** BEGIN Information provided **

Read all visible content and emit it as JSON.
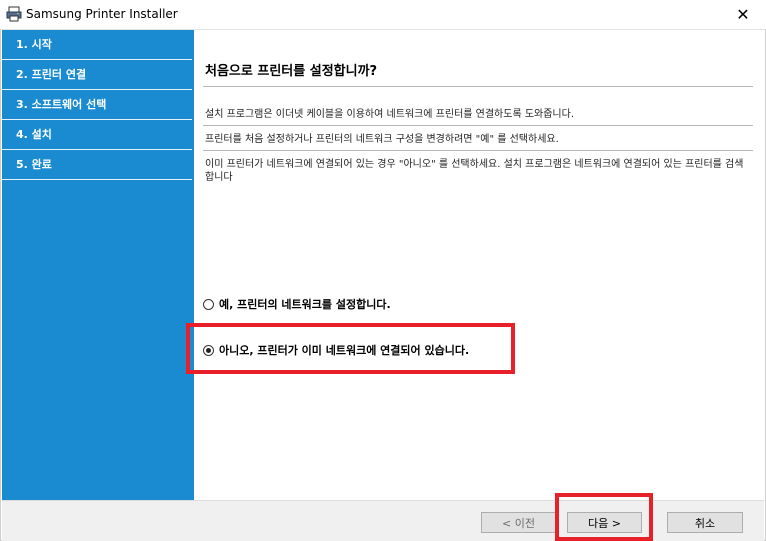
{
  "window": {
    "title": "Samsung Printer Installer",
    "close_glyph": "✕"
  },
  "sidebar": {
    "steps": [
      {
        "label": "1. 시작"
      },
      {
        "label": "2. 프린터 연결"
      },
      {
        "label": "3. 소프트웨어 선택"
      },
      {
        "label": "4. 설치"
      },
      {
        "label": "5. 완료"
      }
    ]
  },
  "main": {
    "heading": "처음으로 프린터를 설정합니까?",
    "paragraphs": [
      "설치 프로그램은 이더넷 케이블을 이용하여 네트워크에 프린터를 연결하도록 도와줍니다.",
      "프린터를 처음 설정하거나 프린터의 네트워크 구성을 변경하려면 \"예\" 를 선택하세요.",
      "이미 프린터가 네트워크에 연결되어 있는 경우 \"아니오\" 를 선택하세요. 설치 프로그램은 네트워크에 연결되어 있는 프린터를 검색합니다"
    ],
    "options": [
      {
        "label": "예, 프린터의 네트워크를 설정합니다.",
        "selected": false
      },
      {
        "label": "아니오, 프린터가 이미 네트워크에 연결되어 있습니다.",
        "selected": true
      }
    ]
  },
  "footer": {
    "back_label": "< 이전",
    "next_label": "다음 >",
    "cancel_label": "취소"
  },
  "colors": {
    "sidebar": "#1a8bd0",
    "highlight": "#e8202a"
  }
}
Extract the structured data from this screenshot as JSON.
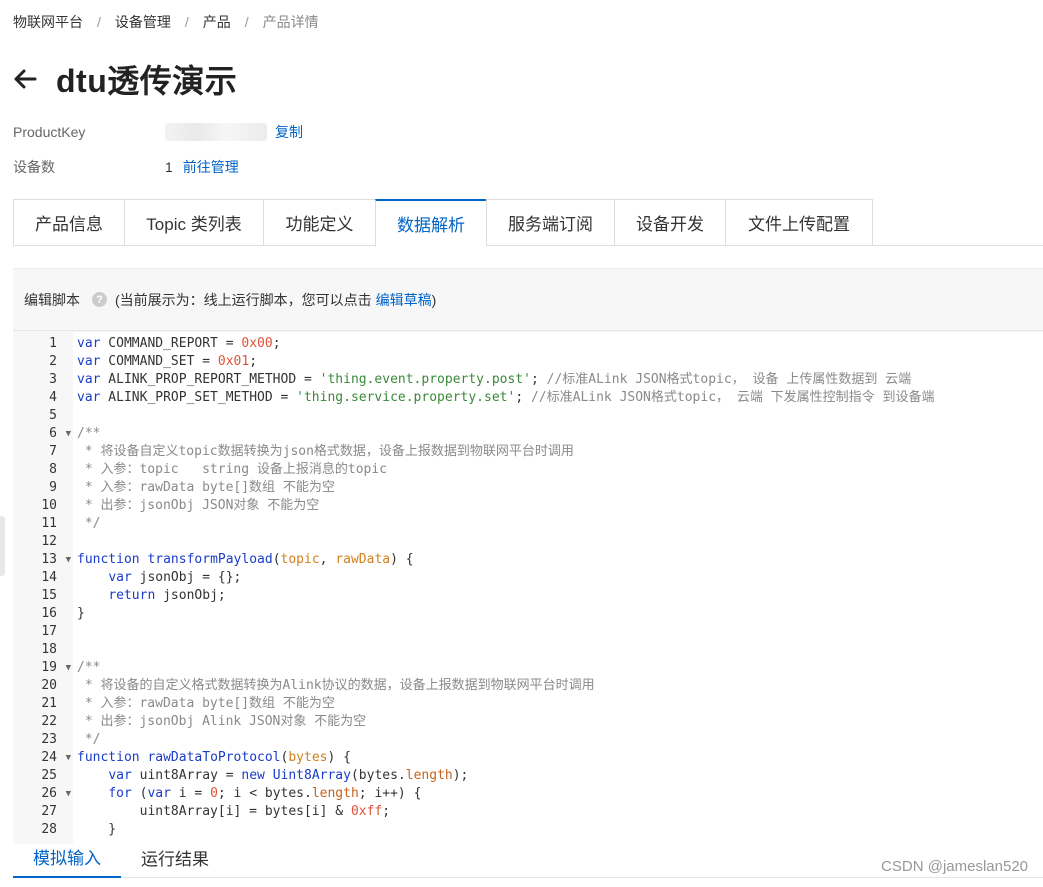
{
  "breadcrumb": [
    "物联网平台",
    "设备管理",
    "产品",
    "产品详情"
  ],
  "page": {
    "title": "dtu透传演示"
  },
  "meta": {
    "product_key_label": "ProductKey",
    "copy_label": "复制",
    "device_count_label": "设备数",
    "device_count": "1",
    "manage_link": "前往管理"
  },
  "tabs": [
    "产品信息",
    "Topic 类列表",
    "功能定义",
    "数据解析",
    "服务端订阅",
    "设备开发",
    "文件上传配置"
  ],
  "active_tab": "数据解析",
  "editor": {
    "title": "编辑脚本",
    "help_icon": "?",
    "note_prefix": "(当前展示为：线上运行脚本，您可以点击",
    "edit_draft_link": "编辑草稿",
    "note_suffix": ")"
  },
  "code_lines": [
    "var COMMAND_REPORT = 0x00;",
    "var COMMAND_SET = 0x01;",
    "var ALINK_PROP_REPORT_METHOD = 'thing.event.property.post'; //标准ALink JSON格式topic， 设备 上传属性数据到 云端",
    "var ALINK_PROP_SET_METHOD = 'thing.service.property.set'; //标准ALink JSON格式topic， 云端 下发属性控制指令 到设备端",
    "",
    "/**",
    " * 将设备自定义topic数据转换为json格式数据，设备上报数据到物联网平台时调用",
    " * 入参：topic   string 设备上报消息的topic",
    " * 入参：rawData byte[]数组 不能为空",
    " * 出参：jsonObj JSON对象 不能为空",
    " */",
    "",
    "function transformPayload(topic, rawData) {",
    "    var jsonObj = {};",
    "    return jsonObj;",
    "}",
    "",
    "",
    "/**",
    " * 将设备的自定义格式数据转换为Alink协议的数据，设备上报数据到物联网平台时调用",
    " * 入参：rawData byte[]数组 不能为空",
    " * 出参：jsonObj Alink JSON对象 不能为空",
    " */",
    "function rawDataToProtocol(bytes) {",
    "    var uint8Array = new Uint8Array(bytes.length);",
    "    for (var i = 0; i < bytes.length; i++) {",
    "        uint8Array[i] = bytes[i] & 0xff;",
    "    }"
  ],
  "fold_lines": [
    6,
    13,
    19,
    24,
    26
  ],
  "bottom_tabs": [
    "模拟输入",
    "运行结果"
  ],
  "active_bottom_tab": "模拟输入",
  "watermark": "CSDN @jameslan520",
  "colors": {
    "accent": "#0064c8"
  }
}
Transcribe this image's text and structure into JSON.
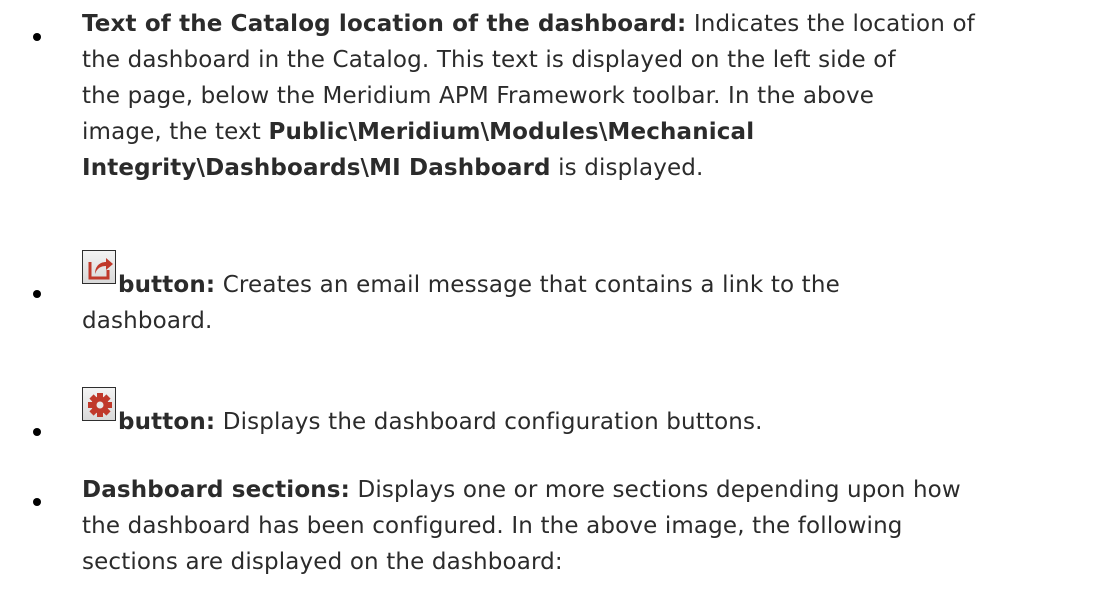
{
  "items": [
    {
      "term": "Text of the Catalog location of the dashboard:",
      "desc_line1": " Indicates the location of",
      "line2": "the dashboard in the Catalog. This text is displayed on the left side of",
      "line3": "the page, below the Meridium APM Framework toolbar. In the above",
      "line4_prefix": "image, the text ",
      "path_part1": "Public\\Meridium\\Modules\\Mechanical",
      "path_part2": "Integrity\\Dashboards\\MI Dashboard",
      "line5_suffix": " is displayed."
    },
    {
      "icon": "share-icon",
      "term": "button:",
      "desc_line1": " Creates an email message that contains a link to the",
      "line2": "dashboard."
    },
    {
      "icon": "gear-icon",
      "term": "button:",
      "desc_line1": " Displays the dashboard configuration buttons."
    },
    {
      "term": "Dashboard sections:",
      "desc_line1": " Displays one or more sections depending upon how",
      "line2": "the dashboard has been configured. In the above image, the following",
      "line3": "sections are displayed on the dashboard:"
    }
  ],
  "colors": {
    "text": "#2b2b2b",
    "icon_red": "#c0392b"
  }
}
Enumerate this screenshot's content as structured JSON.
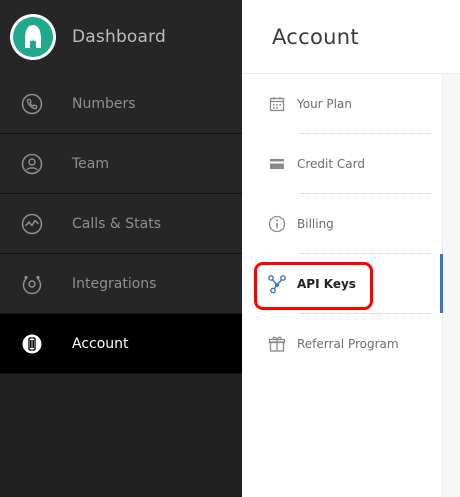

** END Information provided **

## [Brief]
Read the entries and select each line where the word "location" is found.

## [Solved exercise]
      "term": "Text of the Catalog location of the dashboard:",
      "desc_line1": " Indicates the location of",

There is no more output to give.